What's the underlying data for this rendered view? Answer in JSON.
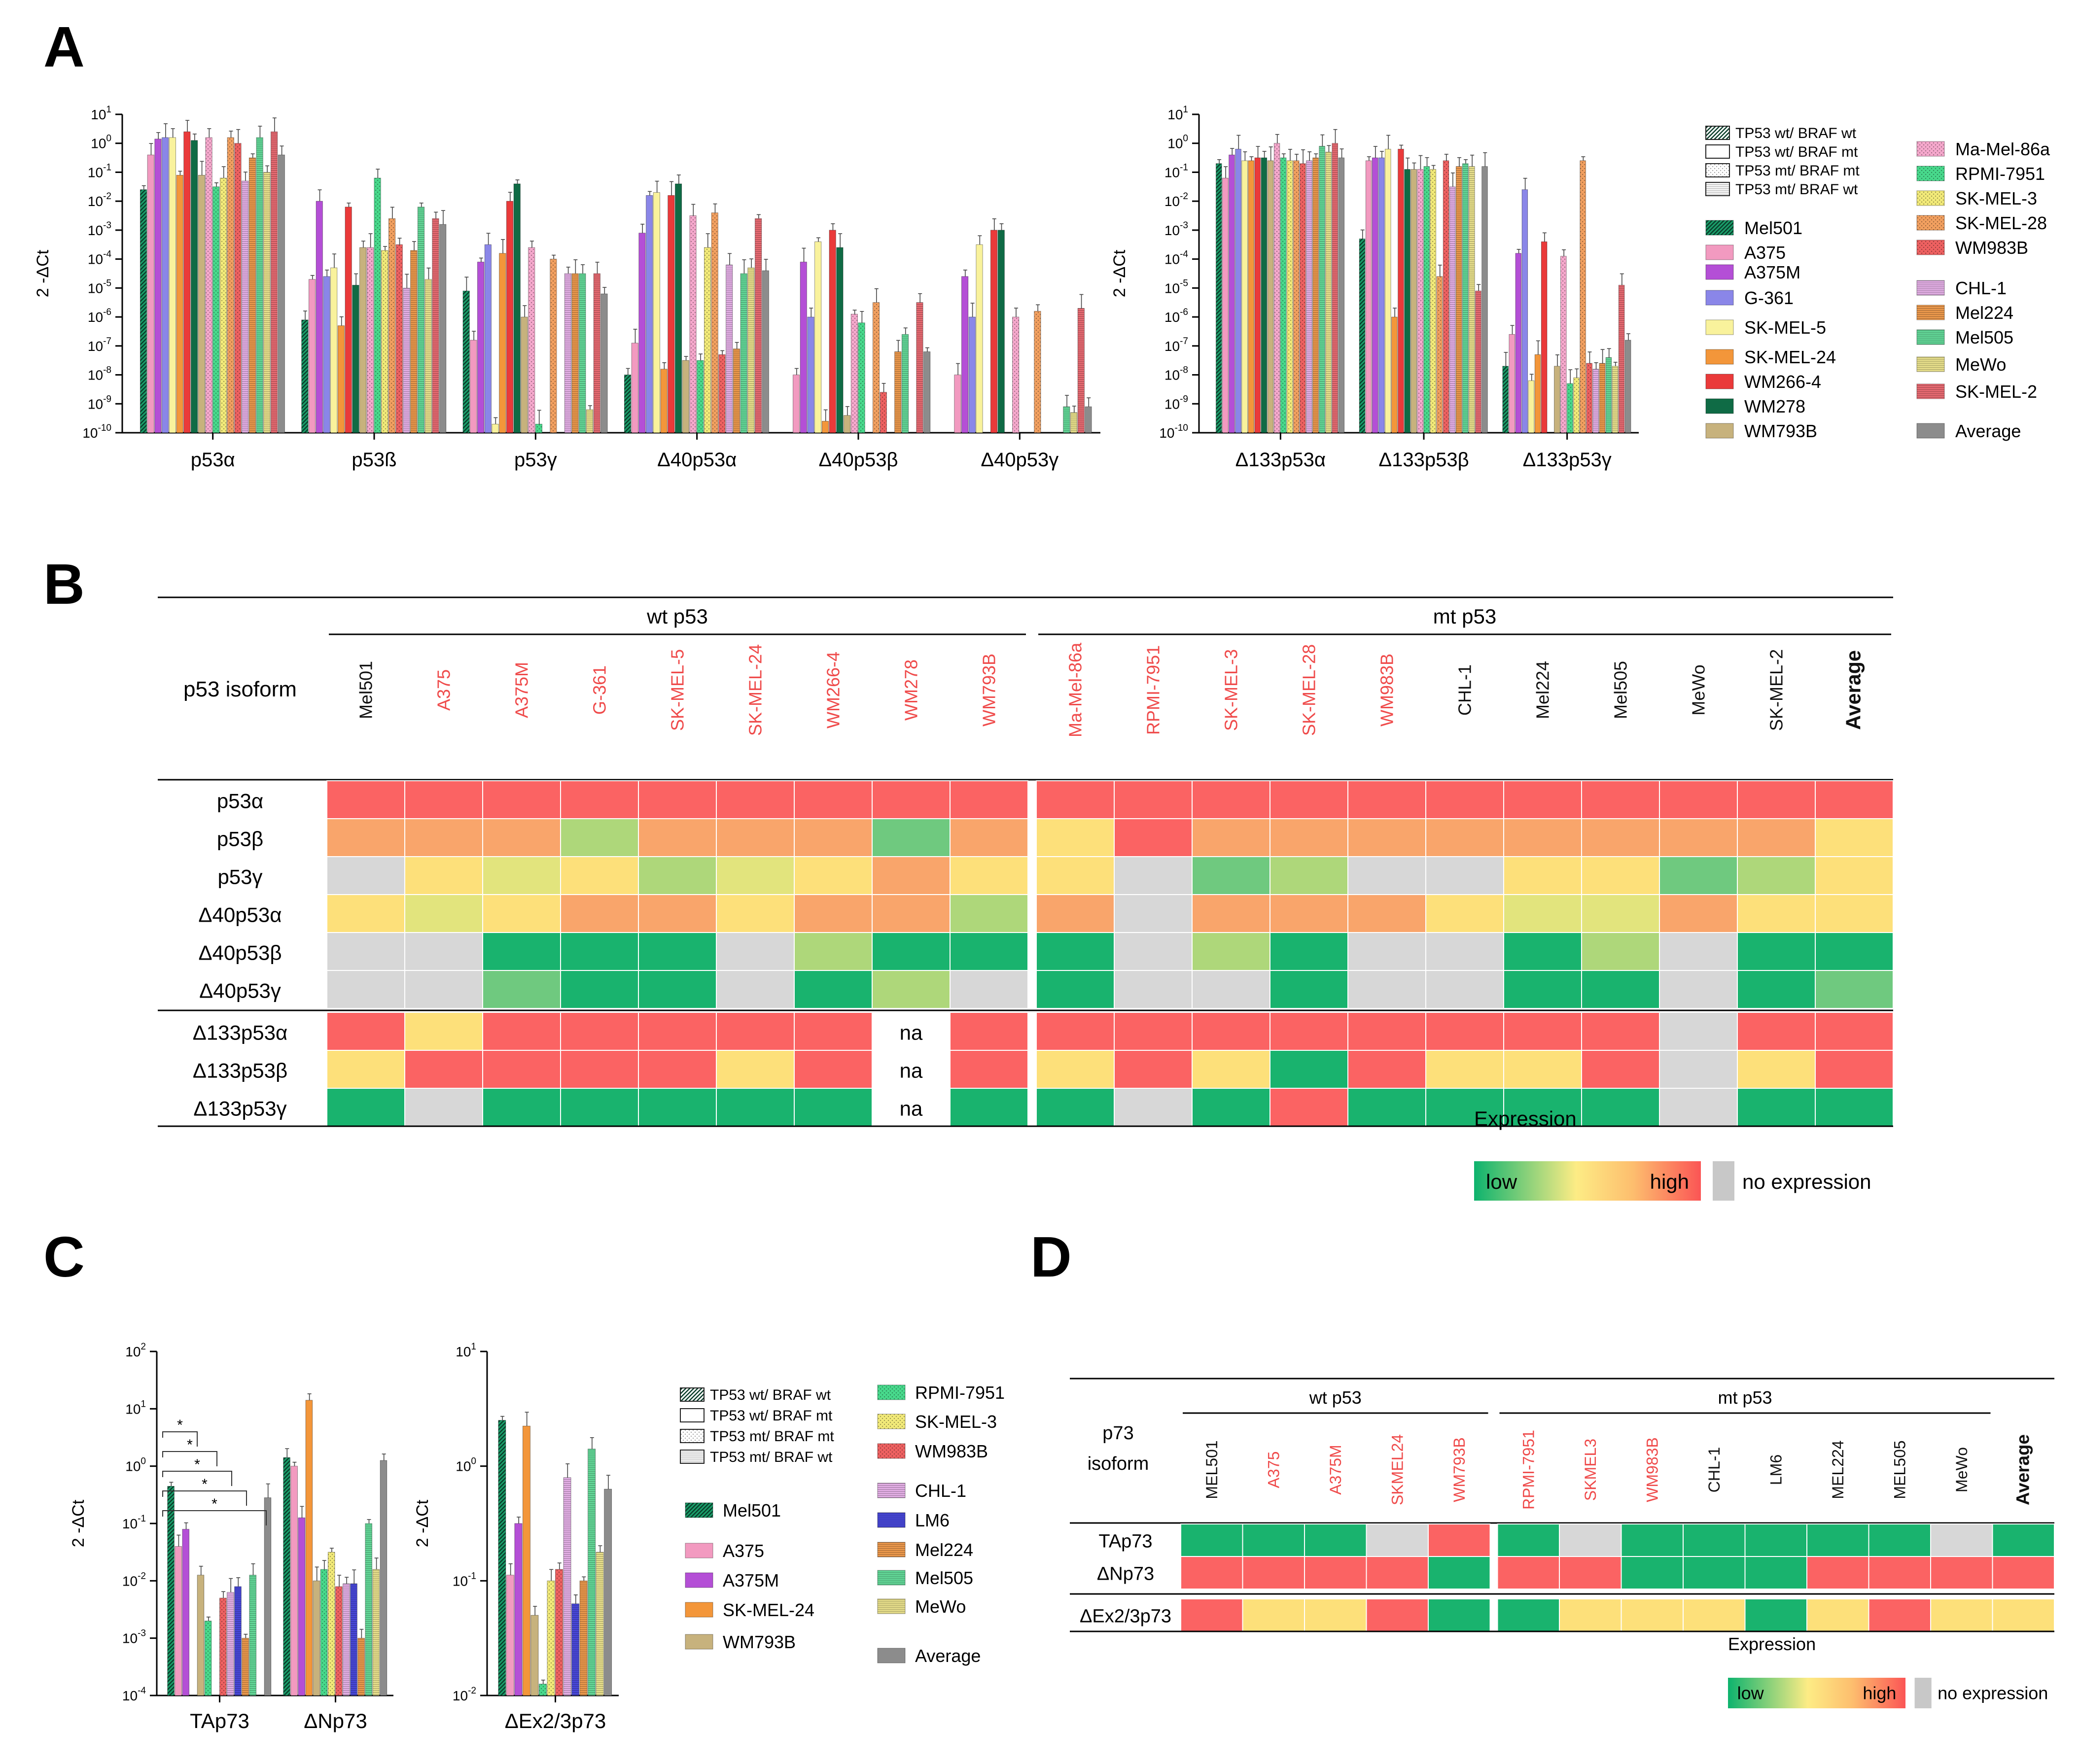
{
  "panel_labels": {
    "a": "A",
    "b": "B",
    "c": "C",
    "d": "D"
  },
  "axis_ylabel": "2 -ΔCt",
  "color_encoding": {
    "red": "#ef4b4b",
    "black": "#111111"
  },
  "cell_lines_p53": [
    {
      "name": "Mel501",
      "color": "#1a9e6a",
      "pattern": "hatch-dense",
      "red": false
    },
    {
      "name": "A375",
      "color": "#f29ac0",
      "pattern": "solid",
      "red": true
    },
    {
      "name": "A375M",
      "color": "#b44fd6",
      "pattern": "solid",
      "red": true
    },
    {
      "name": "G-361",
      "color": "#8a86e8",
      "pattern": "solid",
      "red": true
    },
    {
      "name": "SK-MEL-5",
      "color": "#f9f29c",
      "pattern": "solid",
      "red": true
    },
    {
      "name": "SK-MEL-24",
      "color": "#f3963a",
      "pattern": "solid",
      "red": true
    },
    {
      "name": "WM266-4",
      "color": "#ea3a3a",
      "pattern": "solid",
      "red": true
    },
    {
      "name": "WM278",
      "color": "#0f6b45",
      "pattern": "solid",
      "red": true
    },
    {
      "name": "WM793B",
      "color": "#c7b27d",
      "pattern": "solid",
      "red": true
    },
    {
      "name": "Ma-Mel-86a",
      "color": "#f5a8cc",
      "pattern": "dots",
      "red": true
    },
    {
      "name": "RPMI-7951",
      "color": "#48d98c",
      "pattern": "dots",
      "red": true
    },
    {
      "name": "SK-MEL-3",
      "color": "#f2ea79",
      "pattern": "dots",
      "red": true
    },
    {
      "name": "SK-MEL-28",
      "color": "#f2a060",
      "pattern": "dots",
      "red": true
    },
    {
      "name": "WM983B",
      "color": "#ee6161",
      "pattern": "dots",
      "red": true
    },
    {
      "name": "CHL-1",
      "color": "#eab4ec",
      "pattern": "hlines",
      "red": false
    },
    {
      "name": "Mel224",
      "color": "#f29d4e",
      "pattern": "hlines",
      "red": false
    },
    {
      "name": "Mel505",
      "color": "#66df9d",
      "pattern": "hlines",
      "red": false
    },
    {
      "name": "MeWo",
      "color": "#efe690",
      "pattern": "hlines",
      "red": false
    },
    {
      "name": "SK-MEL-2",
      "color": "#ee6d75",
      "pattern": "hlines",
      "red": false
    },
    {
      "name": "Average",
      "color": "#8c8c8c",
      "pattern": "solid",
      "red": false
    }
  ],
  "pattern_legend": [
    "TP53 wt/ BRAF wt",
    "TP53 wt/ BRAF mt",
    "TP53 mt/ BRAF mt",
    "TP53 mt/ BRAF wt"
  ],
  "chart_data": [
    {
      "id": "A-left",
      "type": "bar",
      "yscale": "log",
      "ylim_exp": [
        -10,
        1
      ],
      "ylabel": "2 -ΔCt",
      "categories": [
        "p53α",
        "p53ß",
        "p53γ",
        "Δ40p53α",
        "Δ40p53β",
        "Δ40p53γ"
      ],
      "values_log10": [
        [
          -1.6,
          -0.4,
          0.15,
          0.2,
          0.2,
          -1.1,
          0.4,
          0.1,
          -1.1,
          0.2,
          -1.5,
          -1.2,
          0.2,
          0.0,
          -1.3,
          -0.5,
          0.2,
          -1.0,
          0.4,
          -0.4
        ],
        [
          -6.1,
          -4.7,
          -2.0,
          -4.6,
          -4.3,
          -6.3,
          -2.2,
          -4.9,
          -3.6,
          -3.6,
          -1.2,
          -3.7,
          -2.6,
          -3.5,
          -5.0,
          -3.7,
          -2.2,
          -4.7,
          -2.6,
          -2.8
        ],
        [
          -5.1,
          -6.8,
          -4.1,
          -3.5,
          -9.7,
          -3.8,
          -2.0,
          -1.4,
          -6.0,
          -3.6,
          -9.7,
          null,
          -4.0,
          null,
          -4.5,
          -4.5,
          -4.5,
          -9.2,
          -4.5,
          -5.2
        ],
        [
          -8.0,
          -6.9,
          -3.1,
          -1.8,
          -1.7,
          -7.8,
          -1.8,
          -1.4,
          -7.5,
          -2.5,
          -7.5,
          -3.6,
          -2.4,
          -7.3,
          -4.2,
          -7.1,
          -4.5,
          -4.3,
          -2.6,
          -4.4
        ],
        [
          null,
          -8.0,
          -4.1,
          -6.0,
          -3.4,
          -9.6,
          -3.0,
          -3.6,
          -9.4,
          -5.9,
          -6.2,
          null,
          -5.5,
          -8.6,
          null,
          -7.2,
          -6.6,
          null,
          -5.5,
          -7.2
        ],
        [
          null,
          -8.0,
          -4.6,
          -6.0,
          -3.5,
          null,
          -3.0,
          -3.0,
          null,
          -6.0,
          null,
          null,
          -5.8,
          null,
          null,
          null,
          -9.1,
          -9.3,
          -5.7,
          -9.1
        ]
      ]
    },
    {
      "id": "A-right",
      "type": "bar",
      "yscale": "log",
      "ylim_exp": [
        -10,
        1
      ],
      "ylabel": "2 -ΔCt",
      "categories": [
        "Δ133p53α",
        "Δ133p53β",
        "Δ133p53γ"
      ],
      "values_log10": [
        [
          -0.7,
          -1.2,
          -0.4,
          -0.2,
          -0.6,
          -0.6,
          -0.5,
          -0.5,
          -0.6,
          0.0,
          -0.5,
          -0.6,
          -0.6,
          -0.7,
          -0.6,
          -0.5,
          -0.1,
          -0.3,
          0.0,
          -0.5
        ],
        [
          -3.3,
          -0.6,
          -0.5,
          -0.5,
          -0.2,
          -6.0,
          -0.2,
          -0.9,
          -0.9,
          -0.9,
          -0.8,
          -0.9,
          -4.6,
          -0.6,
          -1.5,
          -0.8,
          -0.7,
          -0.8,
          -5.1,
          -0.8
        ],
        [
          -7.7,
          -6.6,
          -3.8,
          -1.6,
          -8.2,
          -7.3,
          -3.4,
          null,
          -7.7,
          -3.9,
          -8.3,
          -8.1,
          -0.6,
          -7.6,
          -7.8,
          -7.6,
          -7.4,
          -7.7,
          -4.9,
          -6.8
        ]
      ]
    },
    {
      "id": "C-left",
      "type": "bar",
      "yscale": "log",
      "ylim_exp": [
        -4,
        2
      ],
      "ylabel": "2 -ΔCt",
      "categories": [
        "TAp73",
        "ΔNp73"
      ],
      "series_order": [
        "Mel501",
        "A375",
        "A375M",
        "SK-MEL-24",
        "WM793B",
        "RPMI-7951",
        "SK-MEL-3",
        "WM983B",
        "CHL-1",
        "LM6",
        "Mel224",
        "Mel505",
        "MeWo",
        "Average"
      ],
      "values_log10": [
        [
          -0.35,
          -1.4,
          -1.1,
          null,
          -1.9,
          -2.7,
          null,
          -2.3,
          -2.2,
          -2.1,
          -3.0,
          -1.9,
          null,
          -0.55
        ],
        [
          0.15,
          0.0,
          -0.9,
          1.15,
          -2.0,
          -1.8,
          -1.5,
          -2.1,
          -2.05,
          -2.05,
          -3.0,
          -1.0,
          -1.8,
          0.1
        ]
      ],
      "significance": [
        "*",
        "*",
        "*",
        "*",
        "*"
      ]
    },
    {
      "id": "C-right",
      "type": "bar",
      "yscale": "log",
      "ylim_exp": [
        -2,
        1
      ],
      "ylabel": "2 -ΔCt",
      "categories": [
        "ΔEx2/3p73"
      ],
      "series_order": [
        "Mel501",
        "A375",
        "A375M",
        "SK-MEL-24",
        "WM793B",
        "RPMI-7951",
        "SK-MEL-3",
        "WM983B",
        "CHL-1",
        "LM6",
        "Mel224",
        "Mel505",
        "MeWo",
        "Average"
      ],
      "values_log10": [
        [
          0.4,
          -0.95,
          -0.5,
          0.35,
          -1.3,
          -1.9,
          -1.0,
          -0.9,
          -0.1,
          -1.2,
          -1.0,
          0.15,
          -0.75,
          -0.2
        ]
      ]
    },
    {
      "id": "B",
      "type": "heatmap",
      "groups": [
        {
          "label": "wt p53",
          "count": 9
        },
        {
          "label": "mt p53",
          "count": 11
        }
      ],
      "corner_label": "p53 isoform",
      "columns": [
        "Mel501",
        "A375",
        "A375M",
        "G-361",
        "SK-MEL-5",
        "SK-MEL-24",
        "WM266-4",
        "WM278",
        "WM793B",
        "Ma-Mel-86a",
        "RPMI-7951",
        "SK-MEL-3",
        "SK-MEL-28",
        "WM983B",
        "CHL-1",
        "Mel224",
        "Mel505",
        "MeWo",
        "SK-MEL-2",
        "Average"
      ],
      "column_red": [
        false,
        true,
        true,
        true,
        true,
        true,
        true,
        true,
        true,
        true,
        true,
        true,
        true,
        true,
        false,
        false,
        false,
        false,
        false,
        false
      ],
      "rows": [
        "p53α",
        "p53β",
        "p53γ",
        "Δ40p53α",
        "Δ40p53β",
        "Δ40p53γ",
        "Δ133p53α",
        "Δ133p53β",
        "Δ133p53γ"
      ],
      "levels": [
        [
          "h",
          "h",
          "h",
          "h",
          "h",
          "h",
          "h",
          "h",
          "h",
          "h",
          "h",
          "h",
          "h",
          "h",
          "h",
          "h",
          "h",
          "h",
          "h",
          "h"
        ],
        [
          "o",
          "o",
          "o",
          "lg",
          "o",
          "o",
          "o",
          "g",
          "o",
          "y",
          "h",
          "o",
          "o",
          "o",
          "o",
          "o",
          "o",
          "o",
          "o",
          "y"
        ],
        [
          "n",
          "y",
          "yg",
          "y",
          "lg",
          "yg",
          "y",
          "o",
          "y",
          "y",
          "n",
          "g",
          "lg",
          "n",
          "n",
          "y",
          "y",
          "g",
          "lg",
          "y"
        ],
        [
          "y",
          "yg",
          "y",
          "o",
          "o",
          "y",
          "o",
          "o",
          "lg",
          "o",
          "n",
          "o",
          "o",
          "o",
          "y",
          "yg",
          "yg",
          "o",
          "y",
          "y"
        ],
        [
          "n",
          "n",
          "G",
          "G",
          "G",
          "n",
          "lg",
          "G",
          "G",
          "G",
          "n",
          "lg",
          "G",
          "n",
          "n",
          "G",
          "lg",
          "n",
          "G",
          "G"
        ],
        [
          "n",
          "n",
          "g",
          "G",
          "G",
          "n",
          "G",
          "lg",
          "n",
          "G",
          "n",
          "n",
          "G",
          "n",
          "n",
          "G",
          "G",
          "n",
          "G",
          "g"
        ],
        [
          "h",
          "y",
          "h",
          "h",
          "h",
          "h",
          "h",
          "na",
          "h",
          "h",
          "h",
          "h",
          "h",
          "h",
          "h",
          "h",
          "h",
          "n",
          "h",
          "h"
        ],
        [
          "y",
          "h",
          "h",
          "h",
          "h",
          "y",
          "h",
          "na",
          "h",
          "y",
          "h",
          "y",
          "G",
          "h",
          "y",
          "y",
          "h",
          "n",
          "y",
          "h"
        ],
        [
          "G",
          "n",
          "G",
          "G",
          "G",
          "G",
          "G",
          "na",
          "G",
          "G",
          "n",
          "G",
          "h",
          "G",
          "G",
          "G",
          "G",
          "n",
          "G",
          "G"
        ]
      ],
      "na_label": "na",
      "legend": {
        "title": "Expression",
        "low": "low",
        "high": "high",
        "none": "no expression"
      }
    },
    {
      "id": "D",
      "type": "heatmap",
      "groups": [
        {
          "label": "wt p53",
          "count": 5
        },
        {
          "label": "mt p53",
          "count": 8
        }
      ],
      "corner_label_1": "p73",
      "corner_label_2": "isoform",
      "columns": [
        "MEL501",
        "A375",
        "A375M",
        "SKMEL24",
        "WM793B",
        "RPMI-7951",
        "SKMEL3",
        "WM983B",
        "CHL-1",
        "LM6",
        "MEL224",
        "MEL505",
        "MeWo",
        "Average"
      ],
      "column_red": [
        false,
        true,
        true,
        true,
        true,
        true,
        true,
        true,
        false,
        false,
        false,
        false,
        false,
        false
      ],
      "rows": [
        "TAp73",
        "ΔNp73",
        "ΔEx2/3p73"
      ],
      "levels": [
        [
          "G",
          "G",
          "G",
          "n",
          "h",
          "G",
          "n",
          "G",
          "G",
          "G",
          "G",
          "G",
          "n",
          "G"
        ],
        [
          "h",
          "h",
          "h",
          "h",
          "G",
          "h",
          "h",
          "G",
          "G",
          "G",
          "h",
          "h",
          "h",
          "h"
        ],
        [
          "h",
          "y",
          "y",
          "h",
          "G",
          "G",
          "y",
          "y",
          "y",
          "G",
          "y",
          "h",
          "y",
          "y"
        ]
      ],
      "legend": {
        "title": "Expression",
        "low": "low",
        "high": "high",
        "none": "no expression"
      }
    }
  ]
}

#### SET TASK
Give the count of lines containing "BRAF", with no added text.

#### RESPONSE TO THE TASK
4